| PROVIDED INFORMATION |
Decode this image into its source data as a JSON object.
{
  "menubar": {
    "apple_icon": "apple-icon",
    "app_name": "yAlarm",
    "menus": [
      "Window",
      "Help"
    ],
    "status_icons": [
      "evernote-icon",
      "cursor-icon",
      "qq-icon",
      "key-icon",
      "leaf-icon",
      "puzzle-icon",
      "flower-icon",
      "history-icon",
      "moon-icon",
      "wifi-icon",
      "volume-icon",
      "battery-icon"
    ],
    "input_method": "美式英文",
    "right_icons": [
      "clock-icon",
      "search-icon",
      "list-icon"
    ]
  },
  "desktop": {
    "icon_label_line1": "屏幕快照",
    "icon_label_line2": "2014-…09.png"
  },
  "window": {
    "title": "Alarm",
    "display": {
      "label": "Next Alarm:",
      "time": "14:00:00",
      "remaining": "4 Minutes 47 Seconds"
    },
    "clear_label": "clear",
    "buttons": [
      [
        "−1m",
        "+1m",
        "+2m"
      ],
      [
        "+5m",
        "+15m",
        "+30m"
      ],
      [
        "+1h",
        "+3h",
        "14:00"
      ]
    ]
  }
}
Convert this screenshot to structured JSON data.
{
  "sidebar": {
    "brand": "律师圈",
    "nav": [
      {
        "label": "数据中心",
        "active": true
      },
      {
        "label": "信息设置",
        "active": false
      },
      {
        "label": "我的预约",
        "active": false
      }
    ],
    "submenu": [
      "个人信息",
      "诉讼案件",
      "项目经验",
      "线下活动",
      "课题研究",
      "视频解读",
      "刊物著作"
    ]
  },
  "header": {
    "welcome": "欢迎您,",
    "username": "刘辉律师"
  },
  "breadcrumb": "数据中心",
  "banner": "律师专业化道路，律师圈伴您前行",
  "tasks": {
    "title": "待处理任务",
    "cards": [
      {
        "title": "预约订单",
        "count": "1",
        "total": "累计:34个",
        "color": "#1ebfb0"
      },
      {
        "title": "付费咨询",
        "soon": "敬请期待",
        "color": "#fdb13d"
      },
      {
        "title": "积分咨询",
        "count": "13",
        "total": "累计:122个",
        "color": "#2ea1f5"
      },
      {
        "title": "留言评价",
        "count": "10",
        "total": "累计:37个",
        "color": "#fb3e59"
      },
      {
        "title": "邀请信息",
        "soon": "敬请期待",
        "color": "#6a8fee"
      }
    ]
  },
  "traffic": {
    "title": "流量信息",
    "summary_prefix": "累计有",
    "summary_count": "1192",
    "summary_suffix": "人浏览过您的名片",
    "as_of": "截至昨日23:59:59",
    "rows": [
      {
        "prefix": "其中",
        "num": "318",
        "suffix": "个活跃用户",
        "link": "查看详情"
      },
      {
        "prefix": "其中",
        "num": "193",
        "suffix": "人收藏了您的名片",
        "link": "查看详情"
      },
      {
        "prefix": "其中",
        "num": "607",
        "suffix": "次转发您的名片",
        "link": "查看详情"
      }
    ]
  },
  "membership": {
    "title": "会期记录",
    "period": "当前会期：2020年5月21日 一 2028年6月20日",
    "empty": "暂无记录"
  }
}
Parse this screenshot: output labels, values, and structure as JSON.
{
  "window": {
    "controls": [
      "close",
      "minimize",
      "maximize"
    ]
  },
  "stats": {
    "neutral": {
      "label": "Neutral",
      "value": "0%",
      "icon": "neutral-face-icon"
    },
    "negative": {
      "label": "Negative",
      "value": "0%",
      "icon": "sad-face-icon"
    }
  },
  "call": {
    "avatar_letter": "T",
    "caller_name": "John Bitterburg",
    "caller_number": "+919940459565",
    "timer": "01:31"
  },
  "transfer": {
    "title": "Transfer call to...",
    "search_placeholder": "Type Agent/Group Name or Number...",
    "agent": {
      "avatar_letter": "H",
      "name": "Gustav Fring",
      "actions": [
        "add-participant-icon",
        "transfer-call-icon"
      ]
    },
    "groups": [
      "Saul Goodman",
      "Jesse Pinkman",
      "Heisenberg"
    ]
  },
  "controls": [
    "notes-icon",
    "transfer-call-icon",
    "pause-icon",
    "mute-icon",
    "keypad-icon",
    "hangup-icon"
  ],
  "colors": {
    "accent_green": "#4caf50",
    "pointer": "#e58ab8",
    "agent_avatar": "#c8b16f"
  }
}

| GIVEN TASK |
Write out all the data again, exactly as it appears.

| RESULT OF THIS EXERCISE |
Decode this image into its source data as a JSON object.
{
  "menubar": {
    "apple_icon": "apple-icon",
    "app_name": "yAlarm",
    "menus": [
      "Window",
      "Help"
    ],
    "status_icons": [
      "evernote-icon",
      "cursor-icon",
      "qq-icon",
      "key-icon",
      "leaf-icon",
      "puzzle-icon",
      "flower-icon",
      "history-icon",
      "moon-icon",
      "wifi-icon",
      "volume-icon",
      "battery-icon"
    ],
    "input_method": "美式英文",
    "right_icons": [
      "clock-icon",
      "search-icon",
      "list-icon"
    ]
  },
  "desktop": {
    "icon_label_line1": "屏幕快照",
    "icon_label_line2": "2014-…09.png"
  },
  "window": {
    "title": "Alarm",
    "display": {
      "label": "Next Alarm:",
      "time": "14:00:00",
      "remaining": "4 Minutes 47 Seconds"
    },
    "clear_label": "clear",
    "buttons": [
      [
        "−1m",
        "+1m",
        "+2m"
      ],
      [
        "+5m",
        "+15m",
        "+30m"
      ],
      [
        "+1h",
        "+3h",
        "14:00"
      ]
    ]
  }
}
Convert this screenshot to structured JSON data.
{
  "sidebar": {
    "brand": "律师圈",
    "nav": [
      {
        "label": "数据中心",
        "active": true
      },
      {
        "label": "信息设置",
        "active": false
      },
      {
        "label": "我的预约",
        "active": false
      }
    ],
    "submenu": [
      "个人信息",
      "诉讼案件",
      "项目经验",
      "线下活动",
      "课题研究",
      "视频解读",
      "刊物著作"
    ]
  },
  "header": {
    "welcome": "欢迎您,",
    "username": "刘辉律师"
  },
  "breadcrumb": "数据中心",
  "banner": "律师专业化道路，律师圈伴您前行",
  "tasks": {
    "title": "待处理任务",
    "cards": [
      {
        "title": "预约订单",
        "count": "1",
        "total": "累计:34个",
        "color": "#1ebfb0"
      },
      {
        "title": "付费咨询",
        "soon": "敬请期待",
        "color": "#fdb13d"
      },
      {
        "title": "积分咨询",
        "count": "13",
        "total": "累计:122个",
        "color": "#2ea1f5"
      },
      {
        "title": "留言评价",
        "count": "10",
        "total": "累计:37个",
        "color": "#fb3e59"
      },
      {
        "title": "邀请信息",
        "soon": "敬请期待",
        "color": "#6a8fee"
      }
    ]
  },
  "traffic": {
    "title": "流量信息",
    "summary_prefix": "累计有",
    "summary_count": "1192",
    "summary_suffix": "人浏览过您的名片",
    "as_of": "截至昨日23:59:59",
    "rows": [
      {
        "prefix": "其中",
        "num": "318",
        "suffix": "个活跃用户",
        "link": "查看详情"
      },
      {
        "prefix": "其中",
        "num": "193",
        "suffix": "人收藏了您的名片",
        "link": "查看详情"
      },
      {
        "prefix": "其中",
        "num": "607",
        "suffix": "次转发您的名片",
        "link": "查看详情"
      }
    ]
  },
  "membership": {
    "title": "会期记录",
    "period": "当前会期：2020年5月21日 一 2028年6月20日",
    "empty": "暂无记录"
  }
}
Parse this screenshot: output labels, values, and structure as JSON.
{
  "window": {
    "controls": [
      "close",
      "minimize",
      "maximize"
    ]
  },
  "stats": {
    "neutral": {
      "label": "Neutral",
      "value": "0%",
      "icon": "neutral-face-icon"
    },
    "negative": {
      "label": "Negative",
      "value": "0%",
      "icon": "sad-face-icon"
    }
  },
  "call": {
    "avatar_letter": "T",
    "caller_name": "John Bitterburg",
    "caller_number": "+919940459565",
    "timer": "01:31"
  },
  "transfer": {
    "title": "Transfer call to...",
    "search_placeholder": "Type Agent/Group Name or Number...",
    "agent": {
      "avatar_letter": "H",
      "name": "Gustav Fring",
      "actions": [
        "add-participant-icon",
        "transfer-call-icon"
      ]
    },
    "groups": [
      "Saul Goodman",
      "Jesse Pinkman",
      "Heisenberg"
    ]
  },
  "controls": [
    "notes-icon",
    "transfer-call-icon",
    "pause-icon",
    "mute-icon",
    "keypad-icon",
    "hangup-icon"
  ],
  "colors": {
    "accent_green": "#4caf50",
    "pointer": "#e58ab8",
    "agent_avatar": "#c8b16f"
  }
}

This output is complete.